Dataset records

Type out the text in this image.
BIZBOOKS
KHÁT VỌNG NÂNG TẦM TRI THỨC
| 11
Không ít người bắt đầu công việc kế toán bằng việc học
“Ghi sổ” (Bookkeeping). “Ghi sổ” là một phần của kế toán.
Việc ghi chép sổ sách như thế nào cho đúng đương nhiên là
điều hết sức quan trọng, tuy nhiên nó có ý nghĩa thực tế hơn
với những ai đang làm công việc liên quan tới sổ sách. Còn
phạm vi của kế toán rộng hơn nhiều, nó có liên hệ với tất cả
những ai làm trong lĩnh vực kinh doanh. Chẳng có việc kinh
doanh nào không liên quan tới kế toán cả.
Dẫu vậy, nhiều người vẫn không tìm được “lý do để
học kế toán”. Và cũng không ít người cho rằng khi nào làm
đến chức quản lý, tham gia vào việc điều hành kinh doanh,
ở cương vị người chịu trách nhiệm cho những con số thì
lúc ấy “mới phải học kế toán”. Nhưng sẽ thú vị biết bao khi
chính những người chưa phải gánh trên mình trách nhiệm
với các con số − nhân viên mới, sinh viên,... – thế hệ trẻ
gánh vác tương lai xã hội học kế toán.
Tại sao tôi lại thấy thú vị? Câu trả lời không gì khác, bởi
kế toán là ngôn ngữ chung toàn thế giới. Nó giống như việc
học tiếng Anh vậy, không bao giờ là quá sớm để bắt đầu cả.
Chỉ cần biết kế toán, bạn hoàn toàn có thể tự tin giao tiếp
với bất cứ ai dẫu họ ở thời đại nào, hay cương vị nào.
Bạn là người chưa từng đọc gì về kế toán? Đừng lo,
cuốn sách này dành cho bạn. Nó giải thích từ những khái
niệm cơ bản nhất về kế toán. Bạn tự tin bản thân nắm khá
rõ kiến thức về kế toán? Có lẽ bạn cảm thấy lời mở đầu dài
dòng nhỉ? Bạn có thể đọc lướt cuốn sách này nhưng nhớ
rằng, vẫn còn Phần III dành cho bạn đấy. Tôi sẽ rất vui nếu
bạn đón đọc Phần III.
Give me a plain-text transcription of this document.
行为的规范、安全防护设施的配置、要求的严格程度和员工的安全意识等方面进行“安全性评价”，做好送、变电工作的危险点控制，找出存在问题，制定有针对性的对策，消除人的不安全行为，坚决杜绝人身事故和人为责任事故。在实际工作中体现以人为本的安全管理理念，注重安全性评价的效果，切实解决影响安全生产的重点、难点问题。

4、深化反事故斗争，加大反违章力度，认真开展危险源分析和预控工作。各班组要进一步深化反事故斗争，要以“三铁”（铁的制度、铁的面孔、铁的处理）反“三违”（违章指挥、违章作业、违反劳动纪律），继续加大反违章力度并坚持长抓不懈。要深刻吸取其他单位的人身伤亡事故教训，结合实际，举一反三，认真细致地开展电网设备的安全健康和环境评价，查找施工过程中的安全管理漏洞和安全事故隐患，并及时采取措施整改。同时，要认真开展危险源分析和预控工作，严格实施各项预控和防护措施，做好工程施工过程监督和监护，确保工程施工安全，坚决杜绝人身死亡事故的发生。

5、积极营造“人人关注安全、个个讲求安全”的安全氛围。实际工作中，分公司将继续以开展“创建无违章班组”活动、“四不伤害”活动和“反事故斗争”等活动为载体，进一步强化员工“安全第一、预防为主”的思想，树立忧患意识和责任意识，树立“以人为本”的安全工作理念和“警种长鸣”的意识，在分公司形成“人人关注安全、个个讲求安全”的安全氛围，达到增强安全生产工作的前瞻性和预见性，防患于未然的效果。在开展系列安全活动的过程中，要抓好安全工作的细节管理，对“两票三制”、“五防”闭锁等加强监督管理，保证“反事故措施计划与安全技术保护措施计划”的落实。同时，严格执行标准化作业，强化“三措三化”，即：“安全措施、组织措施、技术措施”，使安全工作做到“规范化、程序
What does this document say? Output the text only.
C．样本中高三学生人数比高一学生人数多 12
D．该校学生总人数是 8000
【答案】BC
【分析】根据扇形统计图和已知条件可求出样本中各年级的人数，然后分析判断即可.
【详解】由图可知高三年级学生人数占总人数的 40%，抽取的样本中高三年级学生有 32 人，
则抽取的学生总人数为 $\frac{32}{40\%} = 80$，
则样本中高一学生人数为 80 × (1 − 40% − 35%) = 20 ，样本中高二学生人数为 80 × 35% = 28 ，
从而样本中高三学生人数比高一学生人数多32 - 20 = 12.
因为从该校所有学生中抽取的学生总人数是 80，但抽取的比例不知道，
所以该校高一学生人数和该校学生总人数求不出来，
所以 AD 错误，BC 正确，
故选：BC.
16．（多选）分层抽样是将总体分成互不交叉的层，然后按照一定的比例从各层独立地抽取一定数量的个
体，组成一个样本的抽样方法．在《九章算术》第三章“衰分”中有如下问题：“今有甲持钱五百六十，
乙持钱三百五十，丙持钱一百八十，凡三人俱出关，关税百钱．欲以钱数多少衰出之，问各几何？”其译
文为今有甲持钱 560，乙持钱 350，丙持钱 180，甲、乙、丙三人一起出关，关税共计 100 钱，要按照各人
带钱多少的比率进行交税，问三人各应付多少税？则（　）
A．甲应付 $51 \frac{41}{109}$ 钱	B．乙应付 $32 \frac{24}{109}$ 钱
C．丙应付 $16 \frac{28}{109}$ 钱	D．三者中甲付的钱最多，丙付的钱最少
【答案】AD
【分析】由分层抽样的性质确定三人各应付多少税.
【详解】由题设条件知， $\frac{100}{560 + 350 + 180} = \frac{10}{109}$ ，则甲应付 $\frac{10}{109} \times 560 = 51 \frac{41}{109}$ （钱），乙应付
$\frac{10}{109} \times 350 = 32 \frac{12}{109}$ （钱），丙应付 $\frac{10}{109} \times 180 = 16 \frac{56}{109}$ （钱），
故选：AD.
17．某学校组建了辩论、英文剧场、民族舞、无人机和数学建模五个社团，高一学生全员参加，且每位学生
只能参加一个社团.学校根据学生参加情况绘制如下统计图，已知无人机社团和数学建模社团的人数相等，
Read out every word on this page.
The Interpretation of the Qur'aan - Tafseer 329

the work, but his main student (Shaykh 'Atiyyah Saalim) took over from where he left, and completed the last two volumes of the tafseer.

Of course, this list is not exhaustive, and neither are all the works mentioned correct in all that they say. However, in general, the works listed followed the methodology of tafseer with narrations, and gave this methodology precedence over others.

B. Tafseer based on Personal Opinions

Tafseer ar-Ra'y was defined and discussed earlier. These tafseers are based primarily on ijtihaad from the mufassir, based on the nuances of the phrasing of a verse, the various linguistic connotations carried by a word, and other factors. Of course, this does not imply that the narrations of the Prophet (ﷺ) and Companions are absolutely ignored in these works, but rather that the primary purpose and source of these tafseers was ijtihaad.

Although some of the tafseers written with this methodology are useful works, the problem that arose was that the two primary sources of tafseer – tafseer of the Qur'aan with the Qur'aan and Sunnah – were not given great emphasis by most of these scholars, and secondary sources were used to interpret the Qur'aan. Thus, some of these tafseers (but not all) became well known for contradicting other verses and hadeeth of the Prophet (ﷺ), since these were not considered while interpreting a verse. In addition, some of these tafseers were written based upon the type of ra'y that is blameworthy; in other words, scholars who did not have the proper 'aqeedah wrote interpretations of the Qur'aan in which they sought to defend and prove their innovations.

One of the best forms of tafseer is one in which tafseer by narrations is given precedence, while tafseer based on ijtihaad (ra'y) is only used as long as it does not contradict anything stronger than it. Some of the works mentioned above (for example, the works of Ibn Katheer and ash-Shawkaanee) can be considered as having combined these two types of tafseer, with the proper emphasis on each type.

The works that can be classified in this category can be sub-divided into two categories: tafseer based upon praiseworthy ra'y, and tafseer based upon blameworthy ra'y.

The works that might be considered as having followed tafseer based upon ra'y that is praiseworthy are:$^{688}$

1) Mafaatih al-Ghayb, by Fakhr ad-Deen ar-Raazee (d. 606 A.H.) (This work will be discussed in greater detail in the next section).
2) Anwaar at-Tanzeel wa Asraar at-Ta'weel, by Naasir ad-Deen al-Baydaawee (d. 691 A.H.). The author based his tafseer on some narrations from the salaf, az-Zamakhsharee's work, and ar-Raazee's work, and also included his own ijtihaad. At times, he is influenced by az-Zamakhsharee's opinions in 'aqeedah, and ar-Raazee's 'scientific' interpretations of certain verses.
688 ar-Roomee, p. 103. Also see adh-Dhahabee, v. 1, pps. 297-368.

* [What to work on]:
Identify the lines that contain the string "quan", and copy every one of them.

* [Exercise answer]:
điều hết sức quan trọng, tuy nhiên nó có ý nghĩa thực tế hơn
với những ai đang làm công việc liên quan tới sổ sách. Còn
doanh nào không liên quan tới kế toán cả.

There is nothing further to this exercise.